== WHAT YOU ARE ASKED TO DO ==
How many lines of these entries include the string "title"? State the number alone.

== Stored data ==
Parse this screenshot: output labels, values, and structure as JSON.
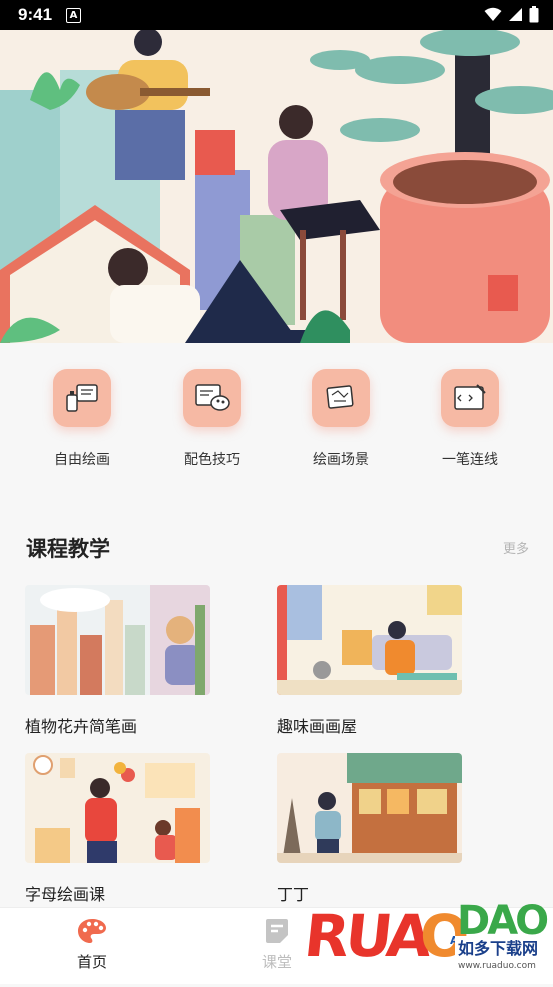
{
  "status_bar": {
    "time": "9:41",
    "badge": "A"
  },
  "quick_actions": [
    {
      "label": "自由绘画",
      "icon": "spray-paint-icon"
    },
    {
      "label": "配色技巧",
      "icon": "palette-board-icon"
    },
    {
      "label": "绘画场景",
      "icon": "easel-icon"
    },
    {
      "label": "一笔连线",
      "icon": "code-pen-icon"
    }
  ],
  "section": {
    "title": "课程教学",
    "more": "更多"
  },
  "courses": [
    {
      "title": "植物花卉简笔画"
    },
    {
      "title": "趣味画画屋"
    },
    {
      "title": "字母绘画课"
    },
    {
      "title": "丁丁"
    }
  ],
  "tabs": [
    {
      "label": "首页",
      "icon": "palette-icon",
      "active": true
    },
    {
      "label": "课堂",
      "icon": "note-icon",
      "active": false
    }
  ],
  "watermark": {
    "brand": "RUANDAO",
    "text": "如多下载网",
    "url": "www.ruaduo.com"
  },
  "colors": {
    "accent": "#f06a4e",
    "icon_bg": "#f6b9a4",
    "inactive": "#bdbdbd"
  }
}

== SOLUTION FOR THIS PROBLEM ==
5